Print all of the data exactly.

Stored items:
>> start
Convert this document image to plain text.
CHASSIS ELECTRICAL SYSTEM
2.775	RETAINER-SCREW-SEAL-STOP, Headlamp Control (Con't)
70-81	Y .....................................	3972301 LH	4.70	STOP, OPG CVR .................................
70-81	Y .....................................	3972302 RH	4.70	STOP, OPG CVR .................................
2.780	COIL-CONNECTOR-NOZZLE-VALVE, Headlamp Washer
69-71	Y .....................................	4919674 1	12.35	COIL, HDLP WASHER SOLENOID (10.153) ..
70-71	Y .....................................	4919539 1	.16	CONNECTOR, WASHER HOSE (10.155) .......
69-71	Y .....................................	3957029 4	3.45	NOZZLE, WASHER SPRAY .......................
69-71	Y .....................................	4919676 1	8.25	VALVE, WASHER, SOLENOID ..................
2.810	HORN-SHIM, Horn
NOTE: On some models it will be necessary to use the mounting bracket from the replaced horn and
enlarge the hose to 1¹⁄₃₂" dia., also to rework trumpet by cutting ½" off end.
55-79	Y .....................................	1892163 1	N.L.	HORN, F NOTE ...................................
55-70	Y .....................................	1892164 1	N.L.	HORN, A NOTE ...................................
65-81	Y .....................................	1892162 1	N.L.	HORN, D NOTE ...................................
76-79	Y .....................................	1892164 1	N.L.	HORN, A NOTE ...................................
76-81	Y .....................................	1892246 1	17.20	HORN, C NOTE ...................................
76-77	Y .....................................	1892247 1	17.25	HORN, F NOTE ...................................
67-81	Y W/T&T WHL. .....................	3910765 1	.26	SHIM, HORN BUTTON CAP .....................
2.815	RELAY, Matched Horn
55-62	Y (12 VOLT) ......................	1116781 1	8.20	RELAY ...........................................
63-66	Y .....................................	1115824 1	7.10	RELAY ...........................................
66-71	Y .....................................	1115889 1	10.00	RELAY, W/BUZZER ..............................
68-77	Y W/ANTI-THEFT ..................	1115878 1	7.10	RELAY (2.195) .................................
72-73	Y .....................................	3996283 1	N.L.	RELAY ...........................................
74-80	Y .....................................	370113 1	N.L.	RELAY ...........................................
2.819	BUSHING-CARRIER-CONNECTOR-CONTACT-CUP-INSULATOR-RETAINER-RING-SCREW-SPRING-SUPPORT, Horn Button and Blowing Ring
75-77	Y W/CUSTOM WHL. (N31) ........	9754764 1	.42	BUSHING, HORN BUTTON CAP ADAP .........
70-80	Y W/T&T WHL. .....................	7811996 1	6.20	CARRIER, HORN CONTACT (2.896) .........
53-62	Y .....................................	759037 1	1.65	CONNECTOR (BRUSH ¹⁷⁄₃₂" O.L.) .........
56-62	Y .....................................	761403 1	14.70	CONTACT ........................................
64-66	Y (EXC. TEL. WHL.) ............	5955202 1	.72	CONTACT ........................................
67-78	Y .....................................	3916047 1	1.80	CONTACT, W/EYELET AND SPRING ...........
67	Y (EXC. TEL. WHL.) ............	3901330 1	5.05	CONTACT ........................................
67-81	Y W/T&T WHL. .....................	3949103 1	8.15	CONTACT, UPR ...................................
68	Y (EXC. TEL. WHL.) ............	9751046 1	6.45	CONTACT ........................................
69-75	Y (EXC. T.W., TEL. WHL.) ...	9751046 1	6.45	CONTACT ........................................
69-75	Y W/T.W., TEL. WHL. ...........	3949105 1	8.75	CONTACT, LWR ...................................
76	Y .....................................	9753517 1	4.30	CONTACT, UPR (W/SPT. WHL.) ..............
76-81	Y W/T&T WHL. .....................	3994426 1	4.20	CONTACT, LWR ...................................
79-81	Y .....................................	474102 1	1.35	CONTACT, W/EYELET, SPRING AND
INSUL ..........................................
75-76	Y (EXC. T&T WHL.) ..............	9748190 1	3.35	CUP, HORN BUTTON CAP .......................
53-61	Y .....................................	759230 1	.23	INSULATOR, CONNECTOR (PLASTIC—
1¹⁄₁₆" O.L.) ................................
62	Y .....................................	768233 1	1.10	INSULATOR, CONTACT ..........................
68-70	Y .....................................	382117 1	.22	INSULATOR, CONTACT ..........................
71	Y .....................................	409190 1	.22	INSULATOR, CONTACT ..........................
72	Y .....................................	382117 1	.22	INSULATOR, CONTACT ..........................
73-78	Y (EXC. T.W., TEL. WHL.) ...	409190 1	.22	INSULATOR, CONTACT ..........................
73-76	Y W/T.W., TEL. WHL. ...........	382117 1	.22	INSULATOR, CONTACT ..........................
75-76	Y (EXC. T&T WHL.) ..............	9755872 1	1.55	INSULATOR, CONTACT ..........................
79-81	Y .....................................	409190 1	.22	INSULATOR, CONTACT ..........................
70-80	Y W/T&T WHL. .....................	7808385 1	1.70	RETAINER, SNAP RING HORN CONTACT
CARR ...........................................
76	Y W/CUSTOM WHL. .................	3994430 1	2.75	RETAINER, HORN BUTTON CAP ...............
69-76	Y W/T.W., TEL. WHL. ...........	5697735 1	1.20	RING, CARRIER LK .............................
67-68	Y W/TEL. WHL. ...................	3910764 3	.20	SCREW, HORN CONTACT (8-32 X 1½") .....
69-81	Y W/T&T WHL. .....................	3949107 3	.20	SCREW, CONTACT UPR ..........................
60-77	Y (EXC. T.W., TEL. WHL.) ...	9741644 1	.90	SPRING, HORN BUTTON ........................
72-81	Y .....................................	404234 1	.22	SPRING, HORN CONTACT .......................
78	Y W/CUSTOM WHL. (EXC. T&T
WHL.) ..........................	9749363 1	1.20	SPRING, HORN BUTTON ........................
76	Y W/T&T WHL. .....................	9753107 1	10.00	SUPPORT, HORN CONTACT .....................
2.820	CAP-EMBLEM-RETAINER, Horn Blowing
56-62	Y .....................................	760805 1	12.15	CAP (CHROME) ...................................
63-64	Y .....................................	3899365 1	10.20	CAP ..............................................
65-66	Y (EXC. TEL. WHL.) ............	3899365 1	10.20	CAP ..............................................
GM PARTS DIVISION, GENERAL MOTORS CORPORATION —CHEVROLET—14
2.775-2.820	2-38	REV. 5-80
>> end
• Solved problem
Convert this document image to plain text.
CHASSIS ELECTRICAL SYSTEM
2.775	RETAINER-SCREW-SEAL-STOP, Headlamp Control (Con't)
70-81	Y .....................................	3972301 LH	4.70	STOP, OPG CVR .................................
70-81	Y .....................................	3972302 RH	4.70	STOP, OPG CVR .................................
2.780	COIL-CONNECTOR-NOZZLE-VALVE, Headlamp Washer
69-71	Y .....................................	4919674 1	12.35	COIL, HDLP WASHER SOLENOID (10.153) ..
70-71	Y .....................................	4919539 1	.16	CONNECTOR, WASHER HOSE (10.155) .......
69-71	Y .....................................	3957029 4	3.45	NOZZLE, WASHER SPRAY .......................
69-71	Y .....................................	4919676 1	8.25	VALVE, WASHER, SOLENOID ..................
2.810	HORN-SHIM, Horn
NOTE: On some models it will be necessary to use the mounting bracket from the replaced horn and
enlarge the hose to 1¹⁄₃₂" dia., also to rework trumpet by cutting ½" off end.
55-79	Y .....................................	1892163 1	N.L.	HORN, F NOTE ...................................
55-70	Y .....................................	1892164 1	N.L.	HORN, A NOTE ...................................
65-81	Y .....................................	1892162 1	N.L.	HORN, D NOTE ...................................
76-79	Y .....................................	1892164 1	N.L.	HORN, A NOTE ...................................
76-81	Y .....................................	1892246 1	17.20	HORN, C NOTE ...................................
76-77	Y .....................................	1892247 1	17.25	HORN, F NOTE ...................................
67-81	Y W/T&T WHL. .....................	3910765 1	.26	SHIM, HORN BUTTON CAP .....................
2.815	RELAY, Matched Horn
55-62	Y (12 VOLT) ......................	1116781 1	8.20	RELAY ...........................................
63-66	Y .....................................	1115824 1	7.10	RELAY ...........................................
66-71	Y .....................................	1115889 1	10.00	RELAY, W/BUZZER ..............................
68-77	Y W/ANTI-THEFT ..................	1115878 1	7.10	RELAY (2.195) .................................
72-73	Y .....................................	3996283 1	N.L.	RELAY ...........................................
74-80	Y .....................................	370113 1	N.L.	RELAY ...........................................
2.819	BUSHING-CARRIER-CONNECTOR-CONTACT-CUP-INSULATOR-RETAINER-RING-SCREW-SPRING-SUPPORT, Horn Button and Blowing Ring
75-77	Y W/CUSTOM WHL. (N31) ........	9754764 1	.42	BUSHING, HORN BUTTON CAP ADAP .........
70-80	Y W/T&T WHL. .....................	7811996 1	6.20	CARRIER, HORN CONTACT (2.896) .........
53-62	Y .....................................	759037 1	1.65	CONNECTOR (BRUSH ¹⁷⁄₃₂" O.L.) .........
56-62	Y .....................................	761403 1	14.70	CONTACT ........................................
64-66	Y (EXC. TEL. WHL.) ............	5955202 1	.72	CONTACT ........................................
67-78	Y .....................................	3916047 1	1.80	CONTACT, W/EYELET AND SPRING ...........
67	Y (EXC. TEL. WHL.) ............	3901330 1	5.05	CONTACT ........................................
67-81	Y W/T&T WHL. .....................	3949103 1	8.15	CONTACT, UPR ...................................
68	Y (EXC. TEL. WHL.) ............	9751046 1	6.45	CONTACT ........................................
69-75	Y (EXC. T.W., TEL. WHL.) ...	9751046 1	6.45	CONTACT ........................................
69-75	Y W/T.W., TEL. WHL. ...........	3949105 1	8.75	CONTACT, LWR ...................................
76	Y .....................................	9753517 1	4.30	CONTACT, UPR (W/SPT. WHL.) ..............
76-81	Y W/T&T WHL. .....................	3994426 1	4.20	CONTACT, LWR ...................................
79-81	Y .....................................	474102 1	1.35	CONTACT, W/EYELET, SPRING AND
INSUL ..........................................
75-76	Y (EXC. T&T WHL.) ..............	9748190 1	3.35	CUP, HORN BUTTON CAP .......................
53-61	Y .....................................	759230 1	.23	INSULATOR, CONNECTOR (PLASTIC—
1¹⁄₁₆" O.L.) ................................
62	Y .....................................	768233 1	1.10	INSULATOR, CONTACT ..........................
68-70	Y .....................................	382117 1	.22	INSULATOR, CONTACT ..........................
71	Y .....................................	409190 1	.22	INSULATOR, CONTACT ..........................
72	Y .....................................	382117 1	.22	INSULATOR, CONTACT ..........................
73-78	Y (EXC. T.W., TEL. WHL.) ...	409190 1	.22	INSULATOR, CONTACT ..........................
73-76	Y W/T.W., TEL. WHL. ...........	382117 1	.22	INSULATOR, CONTACT ..........................
75-76	Y (EXC. T&T WHL.) ..............	9755872 1	1.55	INSULATOR, CONTACT ..........................
79-81	Y .....................................	409190 1	.22	INSULATOR, CONTACT ..........................
70-80	Y W/T&T WHL. .....................	7808385 1	1.70	RETAINER, SNAP RING HORN CONTACT
CARR ...........................................
76	Y W/CUSTOM WHL. .................	3994430 1	2.75	RETAINER, HORN BUTTON CAP ...............
69-76	Y W/T.W., TEL. WHL. ...........	5697735 1	1.20	RING, CARRIER LK .............................
67-68	Y W/TEL. WHL. ...................	3910764 3	.20	SCREW, HORN CONTACT (8-32 X 1½") .....
69-81	Y W/T&T WHL. .....................	3949107 3	.20	SCREW, CONTACT UPR ..........................
60-77	Y (EXC. T.W., TEL. WHL.) ...	9741644 1	.90	SPRING, HORN BUTTON ........................
72-81	Y .....................................	404234 1	.22	SPRING, HORN CONTACT .......................
78	Y W/CUSTOM WHL. (EXC. T&T
WHL.) ..........................	9749363 1	1.20	SPRING, HORN BUTTON ........................
76	Y W/T&T WHL. .....................	9753107 1	10.00	SUPPORT, HORN CONTACT .....................
2.820	CAP-EMBLEM-RETAINER, Horn Blowing
56-62	Y .....................................	760805 1	12.15	CAP (CHROME) ...................................
63-64	Y .....................................	3899365 1	10.20	CAP ..............................................
65-66	Y (EXC. TEL. WHL.) ............	3899365 1	10.20	CAP ..............................................
GM PARTS DIVISION, GENERAL MOTORS CORPORATION —CHEVROLET—14
2.775-2.820	2-38	REV. 5-80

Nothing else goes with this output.